● **YOUR INSTRUCTIONS**: Skip the pictures. Copy all the rest of the records down exactly.

**** DATASET RECORDS ****

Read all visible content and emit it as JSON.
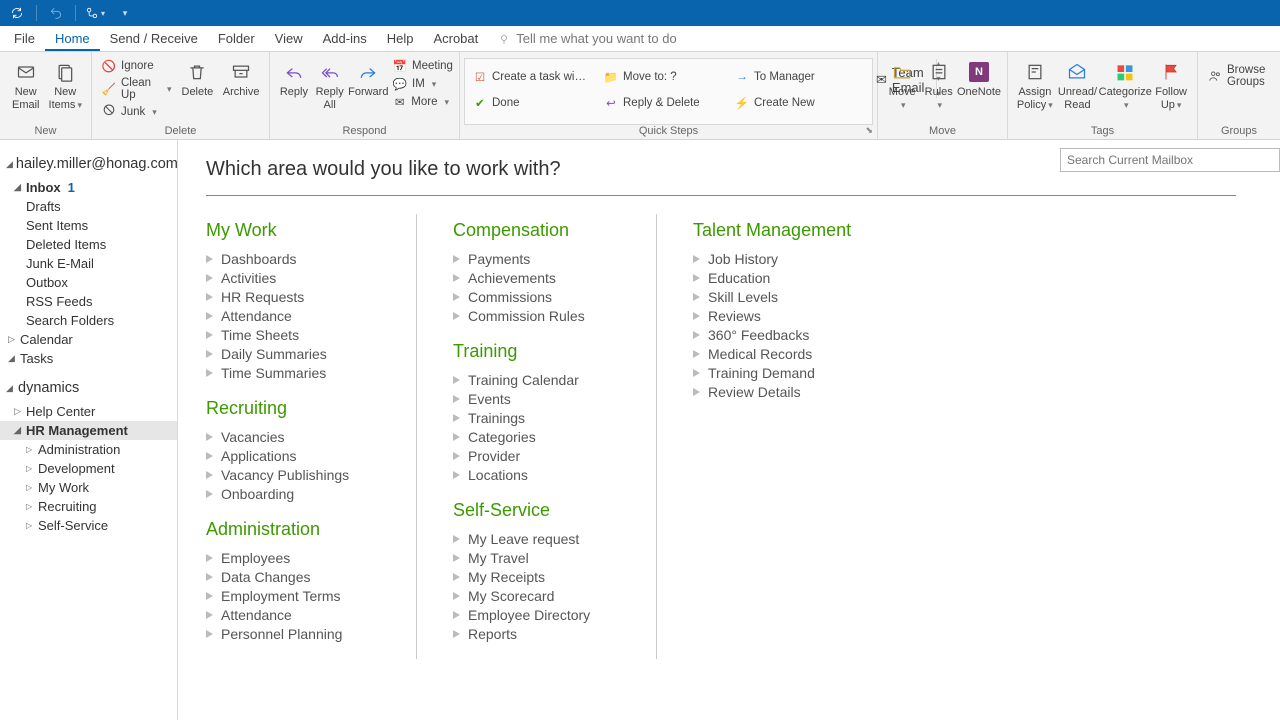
{
  "titlebar": {
    "tooltip_sync": "Sync",
    "tooltip_undo": "Undo"
  },
  "menu": {
    "tabs": [
      "File",
      "Home",
      "Send / Receive",
      "Folder",
      "View",
      "Add-ins",
      "Help",
      "Acrobat"
    ],
    "active_index": 1,
    "tell_me": "Tell me what you want to do"
  },
  "ribbon": {
    "new": {
      "label": "New",
      "new_email": "New\nEmail",
      "new_items": "New\nItems"
    },
    "delete": {
      "label": "Delete",
      "ignore": "Ignore",
      "cleanup": "Clean Up",
      "junk": "Junk",
      "delete": "Delete",
      "archive": "Archive"
    },
    "respond": {
      "label": "Respond",
      "reply": "Reply",
      "reply_all": "Reply\nAll",
      "forward": "Forward",
      "meeting": "Meeting",
      "im": "IM",
      "more": "More"
    },
    "quicksteps": {
      "label": "Quick Steps",
      "items": [
        "Create a task wi…",
        "Move to: ?",
        "To Manager",
        "Done",
        "Reply & Delete",
        "Create New"
      ],
      "team_email": "Team Email"
    },
    "move": {
      "label": "Move",
      "move": "Move",
      "rules": "Rules",
      "onenote": "OneNote"
    },
    "tags": {
      "label": "Tags",
      "assign": "Assign\nPolicy",
      "unread": "Unread/\nRead",
      "categorize": "Categorize",
      "followup": "Follow\nUp"
    },
    "groups": {
      "label": "Groups",
      "browse": "Browse Groups"
    }
  },
  "sidebar": {
    "account": "hailey.miller@honag.com",
    "inbox": {
      "label": "Inbox",
      "count": "1"
    },
    "folders": [
      "Drafts",
      "Sent Items",
      "Deleted Items",
      "Junk E-Mail",
      "Outbox",
      "RSS Feeds",
      "Search Folders"
    ],
    "calendar": "Calendar",
    "tasks": "Tasks",
    "dynamics": "dynamics",
    "help_center": "Help Center",
    "hr": "HR Management",
    "hr_children": [
      "Administration",
      "Development",
      "My Work",
      "Recruiting",
      "Self-Service"
    ]
  },
  "content": {
    "search_placeholder": "Search Current Mailbox",
    "question": "Which area would you like to work with?",
    "columns": [
      {
        "sections": [
          {
            "title": "My Work",
            "items": [
              "Dashboards",
              "Activities",
              "HR Requests",
              "Attendance",
              "Time Sheets",
              "Daily Summaries",
              "Time Summaries"
            ]
          },
          {
            "title": "Recruiting",
            "items": [
              "Vacancies",
              "Applications",
              "Vacancy Publishings",
              "Onboarding"
            ]
          },
          {
            "title": "Administration",
            "items": [
              "Employees",
              "Data Changes",
              "Employment Terms",
              "Attendance",
              "Personnel Planning"
            ]
          }
        ]
      },
      {
        "sections": [
          {
            "title": "Compensation",
            "items": [
              "Payments",
              "Achievements",
              "Commissions",
              "Commission Rules"
            ]
          },
          {
            "title": "Training",
            "items": [
              "Training Calendar",
              "Events",
              "Trainings",
              "Categories",
              "Provider",
              "Locations"
            ]
          },
          {
            "title": "Self-Service",
            "items": [
              "My Leave request",
              "My Travel",
              "My Receipts",
              "My Scorecard",
              "Employee Directory",
              "Reports"
            ]
          }
        ]
      },
      {
        "sections": [
          {
            "title": "Talent Management",
            "items": [
              "Job History",
              "Education",
              "Skill Levels",
              "Reviews",
              "360° Feedbacks",
              "Medical Records",
              "Training Demand",
              "Review Details"
            ]
          }
        ]
      }
    ]
  }
}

****

● **COMPLETE OUTPUT**:
Read all visible content and emit it as JSON.
{
  "titlebar": {
    "tooltip_sync": "Sync",
    "tooltip_undo": "Undo"
  },
  "menu": {
    "tabs": [
      "File",
      "Home",
      "Send / Receive",
      "Folder",
      "View",
      "Add-ins",
      "Help",
      "Acrobat"
    ],
    "active_index": 1,
    "tell_me": "Tell me what you want to do"
  },
  "ribbon": {
    "new": {
      "label": "New",
      "new_email": "New\nEmail",
      "new_items": "New\nItems"
    },
    "delete": {
      "label": "Delete",
      "ignore": "Ignore",
      "cleanup": "Clean Up",
      "junk": "Junk",
      "delete": "Delete",
      "archive": "Archive"
    },
    "respond": {
      "label": "Respond",
      "reply": "Reply",
      "reply_all": "Reply\nAll",
      "forward": "Forward",
      "meeting": "Meeting",
      "im": "IM",
      "more": "More"
    },
    "quicksteps": {
      "label": "Quick Steps",
      "items": [
        "Create a task wi…",
        "Move to: ?",
        "To Manager",
        "Done",
        "Reply & Delete",
        "Create New"
      ],
      "team_email": "Team Email"
    },
    "move": {
      "label": "Move",
      "move": "Move",
      "rules": "Rules",
      "onenote": "OneNote"
    },
    "tags": {
      "label": "Tags",
      "assign": "Assign\nPolicy",
      "unread": "Unread/\nRead",
      "categorize": "Categorize",
      "followup": "Follow\nUp"
    },
    "groups": {
      "label": "Groups",
      "browse": "Browse Groups"
    }
  },
  "sidebar": {
    "account": "hailey.miller@honag.com",
    "inbox": {
      "label": "Inbox",
      "count": "1"
    },
    "folders": [
      "Drafts",
      "Sent Items",
      "Deleted Items",
      "Junk E-Mail",
      "Outbox",
      "RSS Feeds",
      "Search Folders"
    ],
    "calendar": "Calendar",
    "tasks": "Tasks",
    "dynamics": "dynamics",
    "help_center": "Help Center",
    "hr": "HR Management",
    "hr_children": [
      "Administration",
      "Development",
      "My Work",
      "Recruiting",
      "Self-Service"
    ]
  },
  "content": {
    "search_placeholder": "Search Current Mailbox",
    "question": "Which area would you like to work with?",
    "columns": [
      {
        "sections": [
          {
            "title": "My Work",
            "items": [
              "Dashboards",
              "Activities",
              "HR Requests",
              "Attendance",
              "Time Sheets",
              "Daily Summaries",
              "Time Summaries"
            ]
          },
          {
            "title": "Recruiting",
            "items": [
              "Vacancies",
              "Applications",
              "Vacancy Publishings",
              "Onboarding"
            ]
          },
          {
            "title": "Administration",
            "items": [
              "Employees",
              "Data Changes",
              "Employment Terms",
              "Attendance",
              "Personnel Planning"
            ]
          }
        ]
      },
      {
        "sections": [
          {
            "title": "Compensation",
            "items": [
              "Payments",
              "Achievements",
              "Commissions",
              "Commission Rules"
            ]
          },
          {
            "title": "Training",
            "items": [
              "Training Calendar",
              "Events",
              "Trainings",
              "Categories",
              "Provider",
              "Locations"
            ]
          },
          {
            "title": "Self-Service",
            "items": [
              "My Leave request",
              "My Travel",
              "My Receipts",
              "My Scorecard",
              "Employee Directory",
              "Reports"
            ]
          }
        ]
      },
      {
        "sections": [
          {
            "title": "Talent Management",
            "items": [
              "Job History",
              "Education",
              "Skill Levels",
              "Reviews",
              "360° Feedbacks",
              "Medical Records",
              "Training Demand",
              "Review Details"
            ]
          }
        ]
      }
    ]
  }
}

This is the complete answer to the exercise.